What you will do: Determine which lines of the records include the word "footer", and copy them.

Figure record listings
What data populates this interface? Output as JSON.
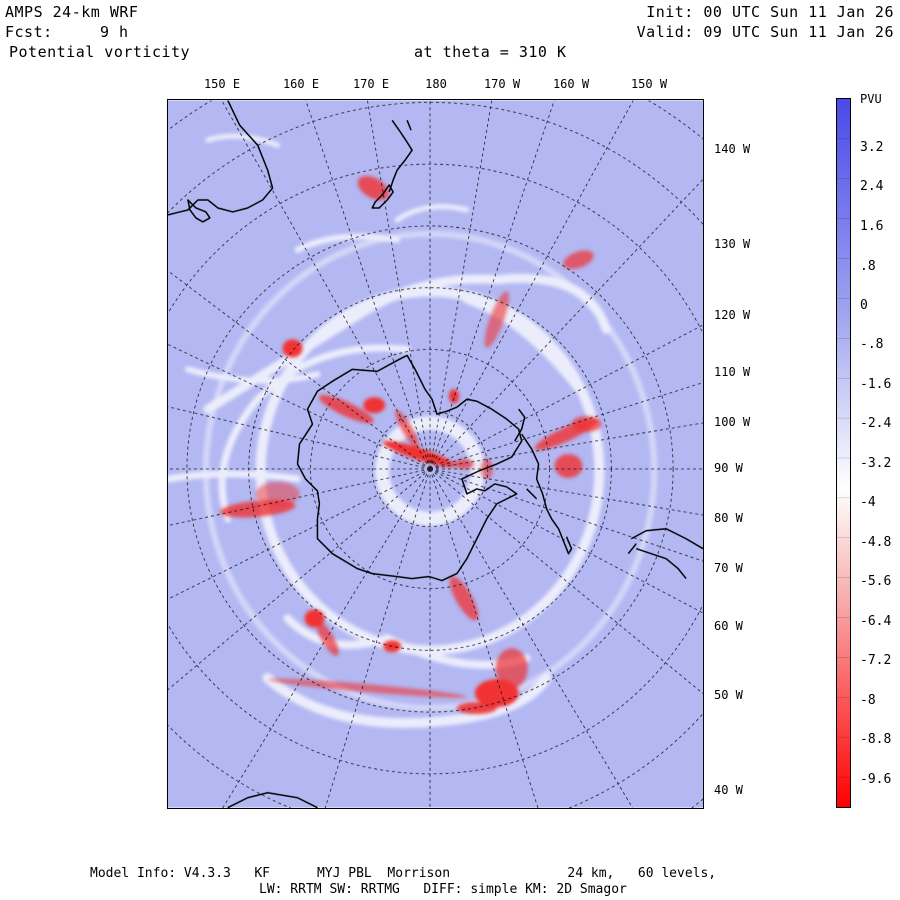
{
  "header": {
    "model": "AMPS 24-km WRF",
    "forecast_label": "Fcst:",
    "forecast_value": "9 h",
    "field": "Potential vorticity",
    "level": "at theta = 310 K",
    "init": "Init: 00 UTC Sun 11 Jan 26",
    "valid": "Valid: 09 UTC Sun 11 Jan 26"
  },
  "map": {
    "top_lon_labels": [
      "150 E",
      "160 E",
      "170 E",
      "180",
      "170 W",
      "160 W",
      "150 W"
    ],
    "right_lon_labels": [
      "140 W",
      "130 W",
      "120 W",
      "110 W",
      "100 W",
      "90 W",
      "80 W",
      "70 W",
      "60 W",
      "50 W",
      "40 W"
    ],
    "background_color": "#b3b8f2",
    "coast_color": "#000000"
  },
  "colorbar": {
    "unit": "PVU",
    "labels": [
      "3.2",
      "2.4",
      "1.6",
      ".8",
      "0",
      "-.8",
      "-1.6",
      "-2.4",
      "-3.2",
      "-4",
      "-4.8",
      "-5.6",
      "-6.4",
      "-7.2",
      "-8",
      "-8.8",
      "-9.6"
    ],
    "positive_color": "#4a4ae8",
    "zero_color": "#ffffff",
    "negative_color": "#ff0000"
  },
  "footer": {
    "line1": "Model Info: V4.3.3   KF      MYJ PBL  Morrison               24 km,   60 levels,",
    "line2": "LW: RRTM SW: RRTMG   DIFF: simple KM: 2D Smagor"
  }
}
...
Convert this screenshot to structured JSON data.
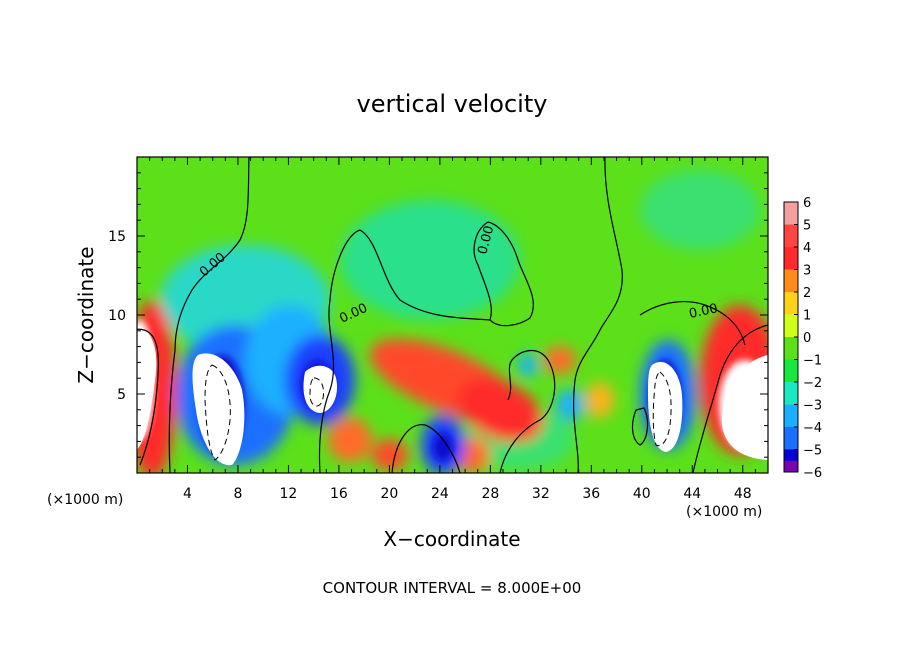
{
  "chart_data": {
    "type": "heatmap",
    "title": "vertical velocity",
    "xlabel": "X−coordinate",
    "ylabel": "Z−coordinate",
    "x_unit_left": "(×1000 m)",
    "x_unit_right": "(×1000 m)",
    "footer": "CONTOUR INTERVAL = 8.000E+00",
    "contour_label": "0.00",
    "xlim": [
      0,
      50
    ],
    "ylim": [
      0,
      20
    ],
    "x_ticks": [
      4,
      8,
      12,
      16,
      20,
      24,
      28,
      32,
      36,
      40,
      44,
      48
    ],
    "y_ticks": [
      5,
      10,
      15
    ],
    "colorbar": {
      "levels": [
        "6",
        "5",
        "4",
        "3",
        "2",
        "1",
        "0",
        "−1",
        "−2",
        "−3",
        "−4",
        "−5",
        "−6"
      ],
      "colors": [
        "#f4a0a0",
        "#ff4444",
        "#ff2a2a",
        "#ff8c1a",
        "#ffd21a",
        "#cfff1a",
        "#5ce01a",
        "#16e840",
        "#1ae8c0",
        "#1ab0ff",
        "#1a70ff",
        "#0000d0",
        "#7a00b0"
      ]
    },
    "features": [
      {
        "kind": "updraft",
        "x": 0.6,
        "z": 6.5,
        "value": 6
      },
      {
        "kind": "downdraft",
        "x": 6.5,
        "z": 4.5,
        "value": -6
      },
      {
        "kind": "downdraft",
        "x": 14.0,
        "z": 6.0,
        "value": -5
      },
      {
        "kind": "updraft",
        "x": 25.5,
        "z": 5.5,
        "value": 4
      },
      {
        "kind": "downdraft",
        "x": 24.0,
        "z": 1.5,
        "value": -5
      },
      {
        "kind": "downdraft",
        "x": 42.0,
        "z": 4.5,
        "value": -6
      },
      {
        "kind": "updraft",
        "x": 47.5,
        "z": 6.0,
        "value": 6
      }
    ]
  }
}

Answer for the task:
  "footer": {
    "footer": "CONTOUR INTERVAL = 8.000E+00",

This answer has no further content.